[Task details]:
Reproduce all items below with every "legend-feet-tick" switched to "legend-ft-tick"; leave every other character unchanged.

[Exercise data]:
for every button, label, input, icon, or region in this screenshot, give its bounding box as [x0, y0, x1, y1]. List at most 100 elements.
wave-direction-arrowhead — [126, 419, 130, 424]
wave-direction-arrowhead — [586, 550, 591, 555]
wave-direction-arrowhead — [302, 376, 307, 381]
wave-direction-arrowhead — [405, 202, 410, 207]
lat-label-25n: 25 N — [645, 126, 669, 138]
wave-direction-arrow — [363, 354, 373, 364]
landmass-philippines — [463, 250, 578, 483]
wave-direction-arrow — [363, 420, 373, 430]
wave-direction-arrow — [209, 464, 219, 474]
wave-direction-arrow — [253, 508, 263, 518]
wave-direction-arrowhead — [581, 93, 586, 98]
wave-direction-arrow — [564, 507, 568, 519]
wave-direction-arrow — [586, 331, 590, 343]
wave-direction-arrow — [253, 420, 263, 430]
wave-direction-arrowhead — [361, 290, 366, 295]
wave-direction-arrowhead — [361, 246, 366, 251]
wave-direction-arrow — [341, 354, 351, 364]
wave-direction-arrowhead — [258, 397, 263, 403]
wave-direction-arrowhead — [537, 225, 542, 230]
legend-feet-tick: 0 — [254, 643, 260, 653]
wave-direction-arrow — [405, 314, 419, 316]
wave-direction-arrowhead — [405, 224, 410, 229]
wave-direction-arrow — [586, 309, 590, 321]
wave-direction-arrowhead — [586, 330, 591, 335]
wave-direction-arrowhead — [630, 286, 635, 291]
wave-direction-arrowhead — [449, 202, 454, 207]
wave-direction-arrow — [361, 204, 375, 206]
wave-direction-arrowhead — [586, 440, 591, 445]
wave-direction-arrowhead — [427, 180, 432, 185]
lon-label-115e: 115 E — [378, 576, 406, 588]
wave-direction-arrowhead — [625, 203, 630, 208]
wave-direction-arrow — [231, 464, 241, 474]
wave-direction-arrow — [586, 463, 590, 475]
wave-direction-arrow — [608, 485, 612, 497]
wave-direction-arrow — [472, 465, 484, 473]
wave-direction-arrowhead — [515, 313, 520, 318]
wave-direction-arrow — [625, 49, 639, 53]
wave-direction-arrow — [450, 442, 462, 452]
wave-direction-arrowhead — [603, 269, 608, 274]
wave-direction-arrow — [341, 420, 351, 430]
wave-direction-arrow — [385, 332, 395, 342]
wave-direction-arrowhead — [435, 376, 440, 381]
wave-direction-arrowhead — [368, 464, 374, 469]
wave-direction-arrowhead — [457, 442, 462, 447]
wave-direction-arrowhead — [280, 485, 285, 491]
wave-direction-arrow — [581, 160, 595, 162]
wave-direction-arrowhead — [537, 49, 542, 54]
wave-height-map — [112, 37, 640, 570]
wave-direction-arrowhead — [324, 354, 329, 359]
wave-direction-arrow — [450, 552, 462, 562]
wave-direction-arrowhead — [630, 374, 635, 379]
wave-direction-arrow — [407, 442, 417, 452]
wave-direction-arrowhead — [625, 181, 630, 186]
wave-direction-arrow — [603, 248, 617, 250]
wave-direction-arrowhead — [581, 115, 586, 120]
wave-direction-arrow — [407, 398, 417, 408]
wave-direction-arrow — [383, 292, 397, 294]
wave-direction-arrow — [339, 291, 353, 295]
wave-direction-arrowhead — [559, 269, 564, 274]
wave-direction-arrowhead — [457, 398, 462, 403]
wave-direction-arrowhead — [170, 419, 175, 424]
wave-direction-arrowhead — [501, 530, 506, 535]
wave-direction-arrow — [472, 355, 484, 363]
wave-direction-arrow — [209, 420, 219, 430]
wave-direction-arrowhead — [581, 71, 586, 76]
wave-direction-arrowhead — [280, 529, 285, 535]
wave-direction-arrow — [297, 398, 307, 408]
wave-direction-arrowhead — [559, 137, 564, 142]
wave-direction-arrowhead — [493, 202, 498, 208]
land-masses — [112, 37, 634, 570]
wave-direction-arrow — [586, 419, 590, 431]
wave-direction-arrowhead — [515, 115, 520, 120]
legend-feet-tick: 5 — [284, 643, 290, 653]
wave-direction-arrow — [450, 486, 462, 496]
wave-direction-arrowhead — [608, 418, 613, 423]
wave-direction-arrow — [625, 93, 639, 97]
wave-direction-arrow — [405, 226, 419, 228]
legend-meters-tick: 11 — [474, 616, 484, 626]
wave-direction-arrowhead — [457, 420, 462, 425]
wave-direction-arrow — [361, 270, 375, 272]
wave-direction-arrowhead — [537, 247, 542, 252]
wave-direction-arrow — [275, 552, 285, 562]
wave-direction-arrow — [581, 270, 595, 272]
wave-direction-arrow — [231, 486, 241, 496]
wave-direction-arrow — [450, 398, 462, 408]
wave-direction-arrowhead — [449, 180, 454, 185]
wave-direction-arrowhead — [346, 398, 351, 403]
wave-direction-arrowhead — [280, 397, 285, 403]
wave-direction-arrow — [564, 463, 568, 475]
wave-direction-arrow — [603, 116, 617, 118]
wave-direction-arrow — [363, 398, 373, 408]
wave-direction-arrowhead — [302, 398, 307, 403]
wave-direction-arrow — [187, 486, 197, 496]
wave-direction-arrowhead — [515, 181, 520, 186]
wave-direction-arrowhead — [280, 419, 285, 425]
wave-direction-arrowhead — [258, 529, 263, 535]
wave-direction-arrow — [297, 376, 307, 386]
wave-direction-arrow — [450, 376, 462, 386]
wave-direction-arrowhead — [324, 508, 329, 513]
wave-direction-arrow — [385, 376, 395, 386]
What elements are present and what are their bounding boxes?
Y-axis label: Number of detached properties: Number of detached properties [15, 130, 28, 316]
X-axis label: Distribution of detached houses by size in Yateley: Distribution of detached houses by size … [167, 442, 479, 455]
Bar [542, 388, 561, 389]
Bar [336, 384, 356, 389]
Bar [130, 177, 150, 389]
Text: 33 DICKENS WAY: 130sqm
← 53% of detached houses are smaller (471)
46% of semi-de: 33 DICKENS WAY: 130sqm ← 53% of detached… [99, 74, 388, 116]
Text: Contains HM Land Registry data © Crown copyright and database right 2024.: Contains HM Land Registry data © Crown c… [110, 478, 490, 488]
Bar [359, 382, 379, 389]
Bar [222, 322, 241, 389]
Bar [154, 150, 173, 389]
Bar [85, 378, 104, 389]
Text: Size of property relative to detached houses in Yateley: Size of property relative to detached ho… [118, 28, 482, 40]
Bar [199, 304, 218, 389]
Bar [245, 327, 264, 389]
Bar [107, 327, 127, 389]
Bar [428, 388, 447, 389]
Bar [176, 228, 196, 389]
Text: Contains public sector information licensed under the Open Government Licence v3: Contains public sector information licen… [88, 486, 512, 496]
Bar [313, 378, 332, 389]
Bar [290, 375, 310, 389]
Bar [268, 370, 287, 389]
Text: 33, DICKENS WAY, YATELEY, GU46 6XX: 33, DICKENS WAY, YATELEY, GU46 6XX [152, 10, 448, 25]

[Exercise answer]:
for every button, label, input, icon, or region in this screenshot, give its bounding box as [x0, y0, x1, y1]. List at most 100 elements.
wave-direction-arrowhead — [126, 419, 130, 424]
wave-direction-arrowhead — [586, 550, 591, 555]
wave-direction-arrowhead — [302, 376, 307, 381]
wave-direction-arrowhead — [405, 202, 410, 207]
lat-label-25n: 25 N — [645, 126, 669, 138]
wave-direction-arrow — [363, 354, 373, 364]
landmass-philippines — [463, 250, 578, 483]
wave-direction-arrow — [363, 420, 373, 430]
wave-direction-arrow — [209, 464, 219, 474]
wave-direction-arrow — [253, 508, 263, 518]
wave-direction-arrowhead — [581, 93, 586, 98]
wave-direction-arrow — [564, 507, 568, 519]
wave-direction-arrow — [586, 331, 590, 343]
wave-direction-arrow — [253, 420, 263, 430]
wave-direction-arrowhead — [361, 290, 366, 295]
wave-direction-arrowhead — [361, 246, 366, 251]
wave-direction-arrow — [341, 354, 351, 364]
wave-direction-arrowhead — [258, 397, 263, 403]
wave-direction-arrowhead — [537, 225, 542, 230]
legend-ft-tick: 0 — [254, 643, 260, 653]
wave-direction-arrow — [405, 314, 419, 316]
wave-direction-arrowhead — [405, 224, 410, 229]
wave-direction-arrow — [586, 309, 590, 321]
wave-direction-arrowhead — [586, 330, 591, 335]
wave-direction-arrowhead — [630, 286, 635, 291]
wave-direction-arrowhead — [449, 202, 454, 207]
wave-direction-arrow — [361, 204, 375, 206]
wave-direction-arrowhead — [586, 440, 591, 445]
wave-direction-arrowhead — [427, 180, 432, 185]
lon-label-115e: 115 E — [378, 576, 406, 588]
wave-direction-arrowhead — [625, 203, 630, 208]
wave-direction-arrow — [231, 464, 241, 474]
wave-direction-arrow — [586, 463, 590, 475]
wave-direction-arrow — [608, 485, 612, 497]
wave-direction-arrow — [472, 465, 484, 473]
wave-direction-arrowhead — [515, 313, 520, 318]
wave-direction-arrow — [625, 49, 639, 53]
wave-direction-arrow — [450, 442, 462, 452]
wave-direction-arrowhead — [603, 269, 608, 274]
wave-direction-arrow — [341, 420, 351, 430]
wave-direction-arrow — [385, 332, 395, 342]
wave-direction-arrowhead — [435, 376, 440, 381]
wave-direction-arrowhead — [368, 464, 374, 469]
wave-direction-arrowhead — [457, 442, 462, 447]
wave-direction-arrowhead — [280, 485, 285, 491]
wave-direction-arrow — [581, 160, 595, 162]
wave-direction-arrowhead — [537, 49, 542, 54]
wave-height-map — [112, 37, 640, 570]
wave-direction-arrowhead — [324, 354, 329, 359]
wave-direction-arrow — [450, 552, 462, 562]
wave-direction-arrowhead — [630, 374, 635, 379]
wave-direction-arrow — [407, 442, 417, 452]
wave-direction-arrowhead — [625, 181, 630, 186]
wave-direction-arrow — [603, 248, 617, 250]
wave-direction-arrowhead — [581, 115, 586, 120]
wave-direction-arrow — [407, 398, 417, 408]
wave-direction-arrow — [383, 292, 397, 294]
wave-direction-arrow — [339, 291, 353, 295]
wave-direction-arrowhead — [559, 269, 564, 274]
wave-direction-arrowhead — [457, 398, 462, 403]
wave-direction-arrowhead — [170, 419, 175, 424]
wave-direction-arrowhead — [501, 530, 506, 535]
wave-direction-arrow — [472, 355, 484, 363]
wave-direction-arrow — [209, 420, 219, 430]
wave-direction-arrowhead — [581, 71, 586, 76]
wave-direction-arrowhead — [280, 529, 285, 535]
wave-direction-arrow — [297, 398, 307, 408]
wave-direction-arrowhead — [559, 137, 564, 142]
wave-direction-arrowhead — [493, 202, 498, 208]
land-masses — [112, 37, 634, 570]
wave-direction-arrow — [586, 419, 590, 431]
wave-direction-arrowhead — [515, 115, 520, 120]
legend-ft-tick: 5 — [284, 643, 290, 653]
wave-direction-arrow — [450, 486, 462, 496]
wave-direction-arrowhead — [608, 418, 613, 423]
wave-direction-arrow — [625, 93, 639, 97]
wave-direction-arrow — [405, 226, 419, 228]
legend-meters-tick: 11 — [474, 616, 484, 626]
wave-direction-arrowhead — [457, 420, 462, 425]
wave-direction-arrow — [361, 270, 375, 272]
wave-direction-arrowhead — [537, 247, 542, 252]
wave-direction-arrow — [275, 552, 285, 562]
wave-direction-arrow — [581, 270, 595, 272]
wave-direction-arrow — [231, 486, 241, 496]
wave-direction-arrow — [450, 398, 462, 408]
wave-direction-arrowhead — [449, 180, 454, 185]
wave-direction-arrowhead — [346, 398, 351, 403]
wave-direction-arrowhead — [280, 397, 285, 403]
wave-direction-arrow — [564, 463, 568, 475]
wave-direction-arrow — [603, 116, 617, 118]
wave-direction-arrow — [363, 398, 373, 408]
wave-direction-arrowhead — [302, 398, 307, 403]
wave-direction-arrow — [187, 486, 197, 496]
wave-direction-arrowhead — [515, 181, 520, 186]
wave-direction-arrowhead — [280, 419, 285, 425]
wave-direction-arrowhead — [258, 529, 263, 535]
wave-direction-arrow — [297, 376, 307, 386]
wave-direction-arrow — [450, 376, 462, 386]
wave-direction-arrowhead — [324, 508, 329, 513]
wave-direction-arrow — [385, 376, 395, 386]
What elements are present and what are their bounding boxes?
Y-axis label: Number of detached properties: Number of detached properties [15, 130, 28, 316]
X-axis label: Distribution of detached houses by size in Yateley: Distribution of detached houses by size … [167, 442, 479, 455]
Bar [542, 388, 561, 389]
Bar [336, 384, 356, 389]
Bar [130, 177, 150, 389]
Text: 33 DICKENS WAY: 130sqm
← 53% of detached houses are smaller (471)
46% of semi-de: 33 DICKENS WAY: 130sqm ← 53% of detached… [99, 74, 388, 116]
Text: Contains HM Land Registry data © Crown copyright and database right 2024.: Contains HM Land Registry data © Crown c… [110, 478, 490, 488]
Bar [359, 382, 379, 389]
Bar [222, 322, 241, 389]
Bar [154, 150, 173, 389]
Bar [85, 378, 104, 389]
Text: Size of property relative to detached houses in Yateley: Size of property relative to detached ho… [118, 28, 482, 40]
Bar [199, 304, 218, 389]
Bar [245, 327, 264, 389]
Bar [107, 327, 127, 389]
Bar [428, 388, 447, 389]
Bar [176, 228, 196, 389]
Text: Contains public sector information licensed under the Open Government Licence v3: Contains public sector information licen… [88, 486, 512, 496]
Bar [313, 378, 332, 389]
Bar [290, 375, 310, 389]
Bar [268, 370, 287, 389]
Text: 33, DICKENS WAY, YATELEY, GU46 6XX: 33, DICKENS WAY, YATELEY, GU46 6XX [152, 10, 448, 25]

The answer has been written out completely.